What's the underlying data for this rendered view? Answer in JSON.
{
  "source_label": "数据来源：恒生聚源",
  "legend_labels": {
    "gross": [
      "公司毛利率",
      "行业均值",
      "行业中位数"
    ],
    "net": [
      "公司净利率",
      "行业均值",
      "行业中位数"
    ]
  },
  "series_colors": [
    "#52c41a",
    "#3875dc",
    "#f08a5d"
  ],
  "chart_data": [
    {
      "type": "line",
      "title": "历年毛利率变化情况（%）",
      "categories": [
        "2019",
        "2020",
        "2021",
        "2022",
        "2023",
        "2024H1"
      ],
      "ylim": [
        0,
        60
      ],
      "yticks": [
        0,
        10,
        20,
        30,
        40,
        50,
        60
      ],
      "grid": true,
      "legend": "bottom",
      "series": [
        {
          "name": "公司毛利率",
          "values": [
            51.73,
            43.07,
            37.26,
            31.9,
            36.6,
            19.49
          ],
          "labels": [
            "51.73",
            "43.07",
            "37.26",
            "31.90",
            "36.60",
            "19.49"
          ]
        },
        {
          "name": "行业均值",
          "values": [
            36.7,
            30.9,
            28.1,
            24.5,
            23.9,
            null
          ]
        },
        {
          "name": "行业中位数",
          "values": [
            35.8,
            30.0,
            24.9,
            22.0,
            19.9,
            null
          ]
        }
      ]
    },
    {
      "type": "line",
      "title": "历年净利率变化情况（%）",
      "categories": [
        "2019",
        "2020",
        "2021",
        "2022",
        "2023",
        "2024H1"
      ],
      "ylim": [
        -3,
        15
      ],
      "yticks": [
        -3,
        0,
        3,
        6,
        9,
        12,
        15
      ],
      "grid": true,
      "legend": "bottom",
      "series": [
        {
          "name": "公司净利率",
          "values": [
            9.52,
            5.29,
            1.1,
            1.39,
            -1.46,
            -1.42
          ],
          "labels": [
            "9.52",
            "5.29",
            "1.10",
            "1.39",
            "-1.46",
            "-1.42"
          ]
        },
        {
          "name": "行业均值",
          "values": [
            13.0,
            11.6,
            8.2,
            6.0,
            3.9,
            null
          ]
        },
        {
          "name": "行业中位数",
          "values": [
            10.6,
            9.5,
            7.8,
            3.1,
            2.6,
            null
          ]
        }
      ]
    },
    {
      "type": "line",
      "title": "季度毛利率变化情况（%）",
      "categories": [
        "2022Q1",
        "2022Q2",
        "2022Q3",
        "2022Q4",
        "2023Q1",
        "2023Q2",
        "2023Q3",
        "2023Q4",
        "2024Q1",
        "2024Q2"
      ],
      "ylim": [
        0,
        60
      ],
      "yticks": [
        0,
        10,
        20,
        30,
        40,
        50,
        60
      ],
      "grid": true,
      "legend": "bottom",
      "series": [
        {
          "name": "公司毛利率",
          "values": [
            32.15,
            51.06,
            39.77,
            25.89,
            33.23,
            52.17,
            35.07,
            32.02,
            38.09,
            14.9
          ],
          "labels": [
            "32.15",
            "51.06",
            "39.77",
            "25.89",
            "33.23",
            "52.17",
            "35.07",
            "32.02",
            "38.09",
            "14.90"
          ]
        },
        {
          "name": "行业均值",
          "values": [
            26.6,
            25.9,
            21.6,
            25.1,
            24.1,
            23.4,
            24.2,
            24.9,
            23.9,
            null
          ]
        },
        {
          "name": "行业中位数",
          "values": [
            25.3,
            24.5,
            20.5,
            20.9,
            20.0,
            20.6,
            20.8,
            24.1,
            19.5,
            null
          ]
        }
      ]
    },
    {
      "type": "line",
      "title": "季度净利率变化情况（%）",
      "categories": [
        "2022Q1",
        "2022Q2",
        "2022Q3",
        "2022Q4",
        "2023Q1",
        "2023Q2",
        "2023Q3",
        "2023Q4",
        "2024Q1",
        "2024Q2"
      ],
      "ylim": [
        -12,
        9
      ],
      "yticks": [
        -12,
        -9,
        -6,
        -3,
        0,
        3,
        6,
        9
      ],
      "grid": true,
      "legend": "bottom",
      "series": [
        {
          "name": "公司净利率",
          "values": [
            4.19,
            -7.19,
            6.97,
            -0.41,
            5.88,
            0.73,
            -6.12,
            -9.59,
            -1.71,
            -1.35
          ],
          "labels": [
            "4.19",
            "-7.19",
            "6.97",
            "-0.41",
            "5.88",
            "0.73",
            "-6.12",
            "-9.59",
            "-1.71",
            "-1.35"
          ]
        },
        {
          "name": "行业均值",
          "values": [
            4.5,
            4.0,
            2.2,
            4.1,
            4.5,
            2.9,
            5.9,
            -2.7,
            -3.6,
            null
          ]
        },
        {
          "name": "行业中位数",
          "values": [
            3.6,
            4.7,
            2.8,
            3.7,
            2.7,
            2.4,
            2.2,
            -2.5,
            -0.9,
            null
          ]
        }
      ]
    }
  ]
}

☆ ☆ ☆ ☆ ☆ ☆ ☆

Please quote the data above in full, with no line missing.

**Output below**
What's the underlying data for this rendered view? Answer in JSON.
{
  "source_label": "数据来源：恒生聚源",
  "legend_labels": {
    "gross": [
      "公司毛利率",
      "行业均值",
      "行业中位数"
    ],
    "net": [
      "公司净利率",
      "行业均值",
      "行业中位数"
    ]
  },
  "series_colors": [
    "#52c41a",
    "#3875dc",
    "#f08a5d"
  ],
  "chart_data": [
    {
      "type": "line",
      "title": "历年毛利率变化情况（%）",
      "categories": [
        "2019",
        "2020",
        "2021",
        "2022",
        "2023",
        "2024H1"
      ],
      "ylim": [
        0,
        60
      ],
      "yticks": [
        0,
        10,
        20,
        30,
        40,
        50,
        60
      ],
      "grid": true,
      "legend": "bottom",
      "series": [
        {
          "name": "公司毛利率",
          "values": [
            51.73,
            43.07,
            37.26,
            31.9,
            36.6,
            19.49
          ],
          "labels": [
            "51.73",
            "43.07",
            "37.26",
            "31.90",
            "36.60",
            "19.49"
          ]
        },
        {
          "name": "行业均值",
          "values": [
            36.7,
            30.9,
            28.1,
            24.5,
            23.9,
            null
          ]
        },
        {
          "name": "行业中位数",
          "values": [
            35.8,
            30.0,
            24.9,
            22.0,
            19.9,
            null
          ]
        }
      ]
    },
    {
      "type": "line",
      "title": "历年净利率变化情况（%）",
      "categories": [
        "2019",
        "2020",
        "2021",
        "2022",
        "2023",
        "2024H1"
      ],
      "ylim": [
        -3,
        15
      ],
      "yticks": [
        -3,
        0,
        3,
        6,
        9,
        12,
        15
      ],
      "grid": true,
      "legend": "bottom",
      "series": [
        {
          "name": "公司净利率",
          "values": [
            9.52,
            5.29,
            1.1,
            1.39,
            -1.46,
            -1.42
          ],
          "labels": [
            "9.52",
            "5.29",
            "1.10",
            "1.39",
            "-1.46",
            "-1.42"
          ]
        },
        {
          "name": "行业均值",
          "values": [
            13.0,
            11.6,
            8.2,
            6.0,
            3.9,
            null
          ]
        },
        {
          "name": "行业中位数",
          "values": [
            10.6,
            9.5,
            7.8,
            3.1,
            2.6,
            null
          ]
        }
      ]
    },
    {
      "type": "line",
      "title": "季度毛利率变化情况（%）",
      "categories": [
        "2022Q1",
        "2022Q2",
        "2022Q3",
        "2022Q4",
        "2023Q1",
        "2023Q2",
        "2023Q3",
        "2023Q4",
        "2024Q1",
        "2024Q2"
      ],
      "ylim": [
        0,
        60
      ],
      "yticks": [
        0,
        10,
        20,
        30,
        40,
        50,
        60
      ],
      "grid": true,
      "legend": "bottom",
      "series": [
        {
          "name": "公司毛利率",
          "values": [
            32.15,
            51.06,
            39.77,
            25.89,
            33.23,
            52.17,
            35.07,
            32.02,
            38.09,
            14.9
          ],
          "labels": [
            "32.15",
            "51.06",
            "39.77",
            "25.89",
            "33.23",
            "52.17",
            "35.07",
            "32.02",
            "38.09",
            "14.90"
          ]
        },
        {
          "name": "行业均值",
          "values": [
            26.6,
            25.9,
            21.6,
            25.1,
            24.1,
            23.4,
            24.2,
            24.9,
            23.9,
            null
          ]
        },
        {
          "name": "行业中位数",
          "values": [
            25.3,
            24.5,
            20.5,
            20.9,
            20.0,
            20.6,
            20.8,
            24.1,
            19.5,
            null
          ]
        }
      ]
    },
    {
      "type": "line",
      "title": "季度净利率变化情况（%）",
      "categories": [
        "2022Q1",
        "2022Q2",
        "2022Q3",
        "2022Q4",
        "2023Q1",
        "2023Q2",
        "2023Q3",
        "2023Q4",
        "2024Q1",
        "2024Q2"
      ],
      "ylim": [
        -12,
        9
      ],
      "yticks": [
        -12,
        -9,
        -6,
        -3,
        0,
        3,
        6,
        9
      ],
      "grid": true,
      "legend": "bottom",
      "series": [
        {
          "name": "公司净利率",
          "values": [
            4.19,
            -7.19,
            6.97,
            -0.41,
            5.88,
            0.73,
            -6.12,
            -9.59,
            -1.71,
            -1.35
          ],
          "labels": [
            "4.19",
            "-7.19",
            "6.97",
            "-0.41",
            "5.88",
            "0.73",
            "-6.12",
            "-9.59",
            "-1.71",
            "-1.35"
          ]
        },
        {
          "name": "行业均值",
          "values": [
            4.5,
            4.0,
            2.2,
            4.1,
            4.5,
            2.9,
            5.9,
            -2.7,
            -3.6,
            null
          ]
        },
        {
          "name": "行业中位数",
          "values": [
            3.6,
            4.7,
            2.8,
            3.7,
            2.7,
            2.4,
            2.2,
            -2.5,
            -0.9,
            null
          ]
        }
      ]
    }
  ]
}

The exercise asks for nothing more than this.